(Entries)
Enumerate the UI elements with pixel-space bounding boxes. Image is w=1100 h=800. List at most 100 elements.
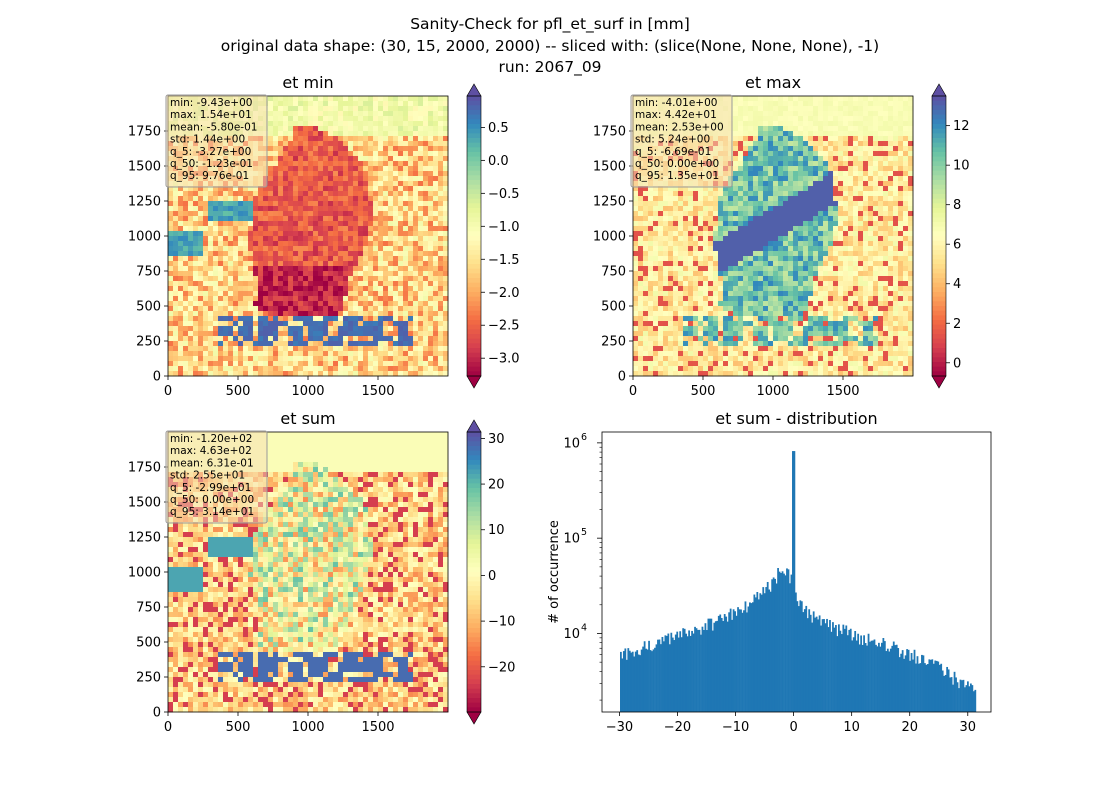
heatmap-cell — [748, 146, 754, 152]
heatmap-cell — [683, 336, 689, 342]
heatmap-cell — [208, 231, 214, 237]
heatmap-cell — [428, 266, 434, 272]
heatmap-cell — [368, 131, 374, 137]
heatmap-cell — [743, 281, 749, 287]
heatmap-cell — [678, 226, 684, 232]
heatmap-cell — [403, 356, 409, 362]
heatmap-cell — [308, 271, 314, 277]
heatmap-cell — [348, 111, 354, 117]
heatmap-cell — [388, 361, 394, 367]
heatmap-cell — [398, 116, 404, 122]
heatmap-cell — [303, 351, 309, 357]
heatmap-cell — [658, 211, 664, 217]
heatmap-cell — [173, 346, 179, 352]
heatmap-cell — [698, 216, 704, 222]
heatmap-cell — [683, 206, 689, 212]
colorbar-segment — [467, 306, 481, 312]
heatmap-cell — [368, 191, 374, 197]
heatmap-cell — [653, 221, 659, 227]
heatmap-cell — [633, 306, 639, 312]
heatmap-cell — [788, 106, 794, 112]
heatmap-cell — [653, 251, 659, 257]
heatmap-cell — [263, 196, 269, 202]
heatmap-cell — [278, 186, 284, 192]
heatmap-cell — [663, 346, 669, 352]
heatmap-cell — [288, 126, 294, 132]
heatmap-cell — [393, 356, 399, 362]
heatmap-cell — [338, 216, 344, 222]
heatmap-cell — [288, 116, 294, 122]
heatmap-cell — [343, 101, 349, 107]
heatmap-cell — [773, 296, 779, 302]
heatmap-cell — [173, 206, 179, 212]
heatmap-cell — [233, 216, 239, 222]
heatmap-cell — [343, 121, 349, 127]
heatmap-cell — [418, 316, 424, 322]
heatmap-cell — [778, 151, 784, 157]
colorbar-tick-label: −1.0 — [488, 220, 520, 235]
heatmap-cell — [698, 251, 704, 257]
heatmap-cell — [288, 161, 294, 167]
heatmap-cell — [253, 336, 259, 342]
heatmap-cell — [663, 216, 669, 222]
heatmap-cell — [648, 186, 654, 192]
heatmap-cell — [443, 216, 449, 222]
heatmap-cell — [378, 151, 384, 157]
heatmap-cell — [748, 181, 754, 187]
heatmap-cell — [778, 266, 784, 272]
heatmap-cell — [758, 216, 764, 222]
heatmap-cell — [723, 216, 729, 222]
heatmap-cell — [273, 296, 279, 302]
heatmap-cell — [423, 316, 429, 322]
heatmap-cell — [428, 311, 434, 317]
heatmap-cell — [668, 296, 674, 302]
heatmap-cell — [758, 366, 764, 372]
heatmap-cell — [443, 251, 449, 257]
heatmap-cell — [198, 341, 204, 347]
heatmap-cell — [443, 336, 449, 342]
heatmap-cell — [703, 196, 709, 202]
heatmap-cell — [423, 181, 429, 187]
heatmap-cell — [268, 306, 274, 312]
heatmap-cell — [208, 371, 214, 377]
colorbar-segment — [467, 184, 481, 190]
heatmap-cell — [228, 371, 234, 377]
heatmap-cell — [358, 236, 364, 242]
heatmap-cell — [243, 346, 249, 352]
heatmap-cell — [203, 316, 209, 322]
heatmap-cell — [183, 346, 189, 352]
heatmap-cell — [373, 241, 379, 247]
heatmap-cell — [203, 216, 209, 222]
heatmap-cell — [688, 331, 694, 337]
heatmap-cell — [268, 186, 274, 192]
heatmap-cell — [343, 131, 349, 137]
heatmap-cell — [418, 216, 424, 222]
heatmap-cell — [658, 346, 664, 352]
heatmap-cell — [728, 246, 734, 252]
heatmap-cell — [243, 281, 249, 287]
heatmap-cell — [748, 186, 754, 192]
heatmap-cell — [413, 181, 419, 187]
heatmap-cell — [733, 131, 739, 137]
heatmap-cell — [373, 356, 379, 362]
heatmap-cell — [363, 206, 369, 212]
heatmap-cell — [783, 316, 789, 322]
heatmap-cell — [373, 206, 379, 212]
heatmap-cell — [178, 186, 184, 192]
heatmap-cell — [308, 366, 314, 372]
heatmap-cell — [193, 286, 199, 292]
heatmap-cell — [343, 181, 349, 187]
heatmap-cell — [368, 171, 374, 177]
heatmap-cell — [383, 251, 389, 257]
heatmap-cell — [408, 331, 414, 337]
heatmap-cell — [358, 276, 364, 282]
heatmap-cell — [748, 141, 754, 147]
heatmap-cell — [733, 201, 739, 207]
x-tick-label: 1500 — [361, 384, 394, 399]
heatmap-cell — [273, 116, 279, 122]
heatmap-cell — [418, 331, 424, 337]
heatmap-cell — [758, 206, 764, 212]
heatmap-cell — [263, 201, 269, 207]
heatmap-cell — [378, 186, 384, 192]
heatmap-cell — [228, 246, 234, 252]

(What you have to do) Pull out each line of the records above that contains the string "colorbar". Case counts.

(Output for this exercise)
colorbar-segment — [467, 306, 481, 312]
colorbar-tick-label: −1.0 — [488, 220, 520, 235]
colorbar-segment — [467, 184, 481, 190]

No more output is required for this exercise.